-- EXERCISE TASK --
Identify the lines bearing the string "lift" and gather them.

──────────────────────────────

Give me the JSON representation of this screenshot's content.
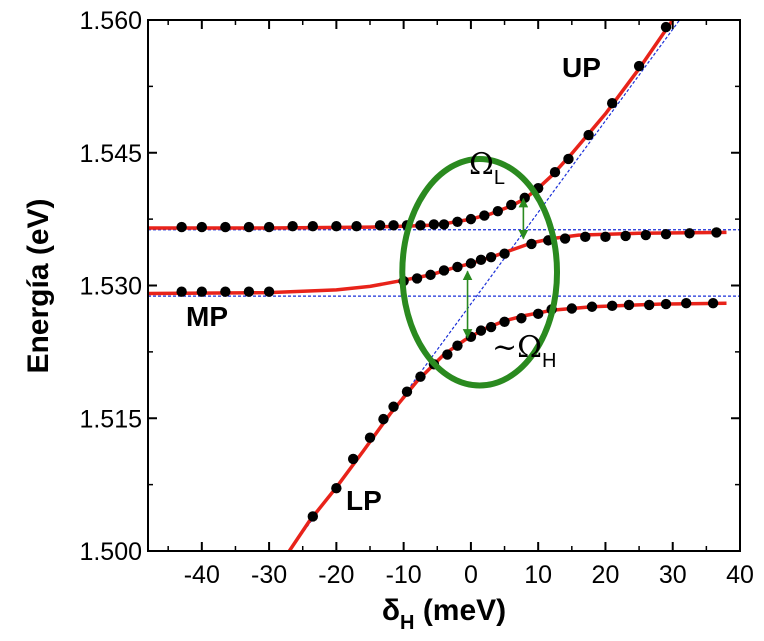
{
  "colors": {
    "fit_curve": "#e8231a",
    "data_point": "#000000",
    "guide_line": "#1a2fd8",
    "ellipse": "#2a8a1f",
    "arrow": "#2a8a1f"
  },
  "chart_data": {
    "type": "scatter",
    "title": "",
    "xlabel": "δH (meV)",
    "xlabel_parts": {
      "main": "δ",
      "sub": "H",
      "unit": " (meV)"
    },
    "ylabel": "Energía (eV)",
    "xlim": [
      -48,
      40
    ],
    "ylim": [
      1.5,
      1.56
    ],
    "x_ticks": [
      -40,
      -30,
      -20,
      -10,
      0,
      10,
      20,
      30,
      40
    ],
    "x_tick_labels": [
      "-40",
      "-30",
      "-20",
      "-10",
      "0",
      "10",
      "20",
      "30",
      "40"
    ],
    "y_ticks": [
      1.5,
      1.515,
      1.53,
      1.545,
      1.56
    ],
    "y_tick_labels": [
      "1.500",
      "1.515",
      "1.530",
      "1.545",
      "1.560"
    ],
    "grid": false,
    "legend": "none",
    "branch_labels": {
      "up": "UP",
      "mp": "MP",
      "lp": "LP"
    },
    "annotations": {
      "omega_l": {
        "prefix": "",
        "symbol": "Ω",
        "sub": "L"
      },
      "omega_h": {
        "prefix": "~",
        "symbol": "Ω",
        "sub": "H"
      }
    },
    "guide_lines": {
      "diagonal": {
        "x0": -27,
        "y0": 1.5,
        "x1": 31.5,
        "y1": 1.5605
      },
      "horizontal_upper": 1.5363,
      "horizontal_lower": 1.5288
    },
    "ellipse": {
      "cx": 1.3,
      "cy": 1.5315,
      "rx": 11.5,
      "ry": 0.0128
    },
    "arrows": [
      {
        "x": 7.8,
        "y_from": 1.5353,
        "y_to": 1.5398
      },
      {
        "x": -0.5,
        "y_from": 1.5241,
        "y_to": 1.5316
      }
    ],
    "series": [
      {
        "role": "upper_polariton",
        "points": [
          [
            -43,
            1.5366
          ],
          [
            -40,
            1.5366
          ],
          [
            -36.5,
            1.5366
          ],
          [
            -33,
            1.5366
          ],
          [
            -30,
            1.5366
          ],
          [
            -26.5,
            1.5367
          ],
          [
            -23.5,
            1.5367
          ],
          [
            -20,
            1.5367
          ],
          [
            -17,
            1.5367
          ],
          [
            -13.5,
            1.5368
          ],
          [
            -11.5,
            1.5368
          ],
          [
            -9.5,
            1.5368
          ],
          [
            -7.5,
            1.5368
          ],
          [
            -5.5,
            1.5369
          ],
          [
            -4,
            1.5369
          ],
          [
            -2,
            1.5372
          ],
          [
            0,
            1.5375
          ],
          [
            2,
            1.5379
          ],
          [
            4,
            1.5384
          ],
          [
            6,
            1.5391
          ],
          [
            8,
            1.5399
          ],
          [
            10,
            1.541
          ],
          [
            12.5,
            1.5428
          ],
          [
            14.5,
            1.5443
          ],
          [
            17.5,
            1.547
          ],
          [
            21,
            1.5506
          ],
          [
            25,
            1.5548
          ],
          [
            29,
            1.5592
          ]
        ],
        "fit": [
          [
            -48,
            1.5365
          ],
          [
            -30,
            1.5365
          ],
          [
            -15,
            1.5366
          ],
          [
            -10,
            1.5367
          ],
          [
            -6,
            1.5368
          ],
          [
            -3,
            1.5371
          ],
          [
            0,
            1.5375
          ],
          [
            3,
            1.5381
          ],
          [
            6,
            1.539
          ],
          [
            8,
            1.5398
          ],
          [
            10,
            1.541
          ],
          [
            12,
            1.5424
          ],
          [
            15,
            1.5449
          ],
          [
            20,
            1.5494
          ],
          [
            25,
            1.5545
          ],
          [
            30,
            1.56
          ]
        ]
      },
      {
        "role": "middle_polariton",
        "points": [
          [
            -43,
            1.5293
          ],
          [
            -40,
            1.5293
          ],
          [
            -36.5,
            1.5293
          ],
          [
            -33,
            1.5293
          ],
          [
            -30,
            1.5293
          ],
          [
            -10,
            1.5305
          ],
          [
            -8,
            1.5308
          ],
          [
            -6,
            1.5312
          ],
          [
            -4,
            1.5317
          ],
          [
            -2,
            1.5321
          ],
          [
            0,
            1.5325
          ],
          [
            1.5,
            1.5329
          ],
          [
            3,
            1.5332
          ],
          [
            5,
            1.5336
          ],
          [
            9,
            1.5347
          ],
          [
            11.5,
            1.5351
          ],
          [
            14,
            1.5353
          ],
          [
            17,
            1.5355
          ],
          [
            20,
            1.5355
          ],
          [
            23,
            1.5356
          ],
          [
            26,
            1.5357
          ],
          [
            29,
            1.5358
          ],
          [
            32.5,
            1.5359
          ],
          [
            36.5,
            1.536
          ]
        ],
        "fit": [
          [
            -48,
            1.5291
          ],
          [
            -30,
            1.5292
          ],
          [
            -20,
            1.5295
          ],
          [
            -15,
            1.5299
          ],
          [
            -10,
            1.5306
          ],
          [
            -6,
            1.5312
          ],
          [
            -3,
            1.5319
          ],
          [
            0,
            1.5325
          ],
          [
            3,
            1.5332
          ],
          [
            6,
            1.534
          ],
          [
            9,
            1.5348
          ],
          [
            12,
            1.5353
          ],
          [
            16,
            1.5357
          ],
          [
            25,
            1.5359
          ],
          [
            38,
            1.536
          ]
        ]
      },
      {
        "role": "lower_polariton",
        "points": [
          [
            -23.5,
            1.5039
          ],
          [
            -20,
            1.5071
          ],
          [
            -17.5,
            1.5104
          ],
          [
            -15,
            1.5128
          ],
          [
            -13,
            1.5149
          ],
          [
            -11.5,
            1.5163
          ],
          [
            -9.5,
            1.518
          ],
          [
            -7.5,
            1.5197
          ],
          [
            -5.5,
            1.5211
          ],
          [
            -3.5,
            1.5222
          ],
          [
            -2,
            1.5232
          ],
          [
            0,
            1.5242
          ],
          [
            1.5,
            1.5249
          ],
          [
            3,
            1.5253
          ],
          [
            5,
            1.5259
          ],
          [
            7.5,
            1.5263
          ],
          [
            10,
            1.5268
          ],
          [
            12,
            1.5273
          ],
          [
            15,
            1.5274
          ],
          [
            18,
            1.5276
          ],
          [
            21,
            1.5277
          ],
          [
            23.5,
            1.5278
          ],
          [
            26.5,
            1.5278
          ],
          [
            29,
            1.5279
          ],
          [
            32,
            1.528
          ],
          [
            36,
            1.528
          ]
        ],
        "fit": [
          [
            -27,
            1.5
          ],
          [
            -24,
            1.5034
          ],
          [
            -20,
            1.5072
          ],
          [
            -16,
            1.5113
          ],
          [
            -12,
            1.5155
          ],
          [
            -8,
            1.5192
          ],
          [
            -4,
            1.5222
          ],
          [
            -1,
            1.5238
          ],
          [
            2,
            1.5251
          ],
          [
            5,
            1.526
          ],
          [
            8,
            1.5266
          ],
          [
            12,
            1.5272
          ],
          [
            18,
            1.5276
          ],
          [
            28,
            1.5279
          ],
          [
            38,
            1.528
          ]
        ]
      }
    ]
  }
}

──────────────────────────────

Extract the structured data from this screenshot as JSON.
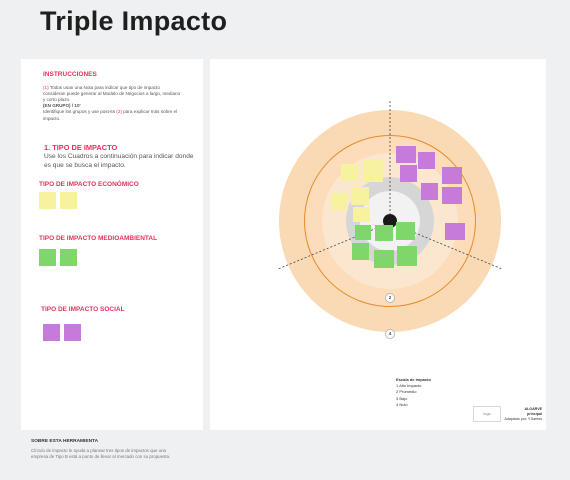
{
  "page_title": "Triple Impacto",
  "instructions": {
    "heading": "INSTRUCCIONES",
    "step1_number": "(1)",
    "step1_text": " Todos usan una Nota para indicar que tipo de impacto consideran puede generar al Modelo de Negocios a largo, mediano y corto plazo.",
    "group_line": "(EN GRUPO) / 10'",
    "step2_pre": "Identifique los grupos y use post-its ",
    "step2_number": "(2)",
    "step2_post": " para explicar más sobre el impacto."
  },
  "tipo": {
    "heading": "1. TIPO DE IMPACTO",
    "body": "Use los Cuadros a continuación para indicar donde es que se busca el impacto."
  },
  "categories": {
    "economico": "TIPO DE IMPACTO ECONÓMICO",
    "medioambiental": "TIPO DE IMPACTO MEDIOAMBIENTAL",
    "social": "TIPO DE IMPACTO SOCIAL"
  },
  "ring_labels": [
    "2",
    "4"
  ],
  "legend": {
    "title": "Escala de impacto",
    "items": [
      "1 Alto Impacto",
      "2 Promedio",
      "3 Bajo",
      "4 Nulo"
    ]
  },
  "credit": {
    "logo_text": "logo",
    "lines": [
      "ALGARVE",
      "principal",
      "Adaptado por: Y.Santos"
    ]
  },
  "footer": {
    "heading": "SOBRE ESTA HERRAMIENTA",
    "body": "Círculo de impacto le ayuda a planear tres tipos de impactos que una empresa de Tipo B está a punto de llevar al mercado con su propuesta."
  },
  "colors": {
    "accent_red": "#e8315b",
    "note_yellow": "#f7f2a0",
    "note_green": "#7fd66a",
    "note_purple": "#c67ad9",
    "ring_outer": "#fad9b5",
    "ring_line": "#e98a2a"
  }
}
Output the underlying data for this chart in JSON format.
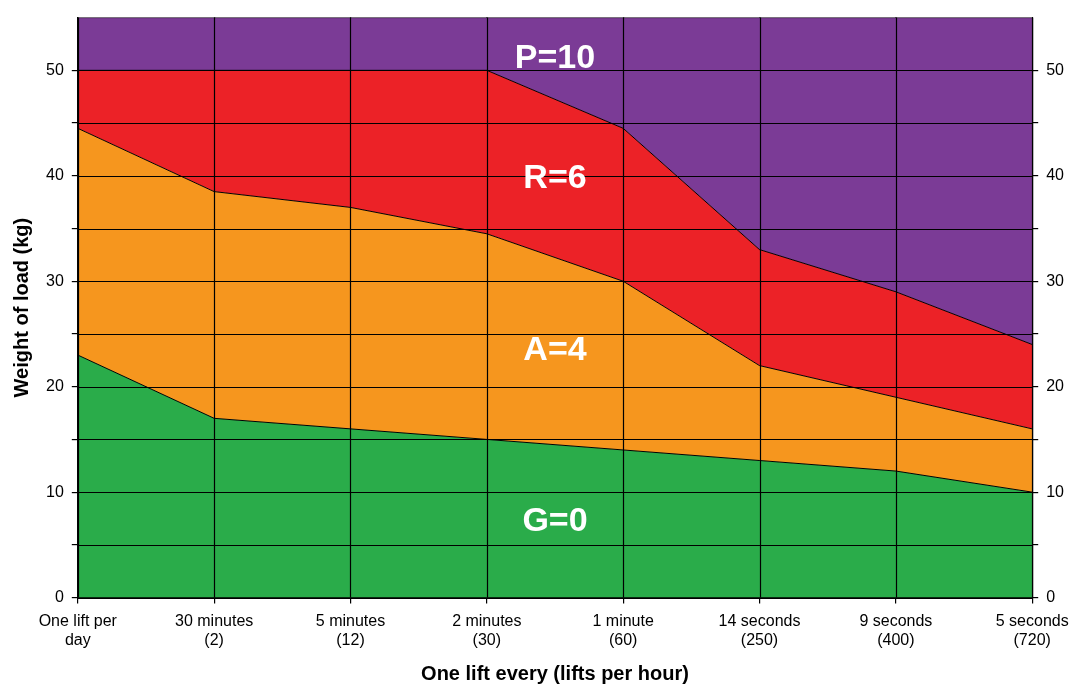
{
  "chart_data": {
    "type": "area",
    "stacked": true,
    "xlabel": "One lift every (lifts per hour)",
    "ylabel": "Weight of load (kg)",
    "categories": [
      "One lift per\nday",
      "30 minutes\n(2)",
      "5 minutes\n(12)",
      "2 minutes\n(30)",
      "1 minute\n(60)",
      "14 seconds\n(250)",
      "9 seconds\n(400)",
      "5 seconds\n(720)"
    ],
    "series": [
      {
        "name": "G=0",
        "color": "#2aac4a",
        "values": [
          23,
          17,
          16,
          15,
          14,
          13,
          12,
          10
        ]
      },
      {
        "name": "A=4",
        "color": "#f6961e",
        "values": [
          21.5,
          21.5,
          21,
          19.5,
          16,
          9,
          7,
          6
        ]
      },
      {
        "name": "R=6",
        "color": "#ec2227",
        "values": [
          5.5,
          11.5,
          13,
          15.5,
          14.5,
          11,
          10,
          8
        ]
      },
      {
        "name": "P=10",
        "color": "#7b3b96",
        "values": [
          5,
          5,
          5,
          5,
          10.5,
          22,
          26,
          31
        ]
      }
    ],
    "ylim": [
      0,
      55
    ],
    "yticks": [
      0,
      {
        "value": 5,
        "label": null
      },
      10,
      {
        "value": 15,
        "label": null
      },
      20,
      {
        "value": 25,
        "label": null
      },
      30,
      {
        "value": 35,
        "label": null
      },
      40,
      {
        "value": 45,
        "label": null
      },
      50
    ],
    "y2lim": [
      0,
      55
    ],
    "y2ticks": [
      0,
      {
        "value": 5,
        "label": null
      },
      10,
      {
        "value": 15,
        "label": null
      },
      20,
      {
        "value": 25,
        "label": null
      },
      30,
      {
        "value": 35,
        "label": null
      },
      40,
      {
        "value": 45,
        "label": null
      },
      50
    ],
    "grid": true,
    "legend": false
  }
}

──────────────────────────────

-- EXERCISE SOLUTION --
    "xlabel": "One lift every (lifts per hour)",
      "One lift per\nday",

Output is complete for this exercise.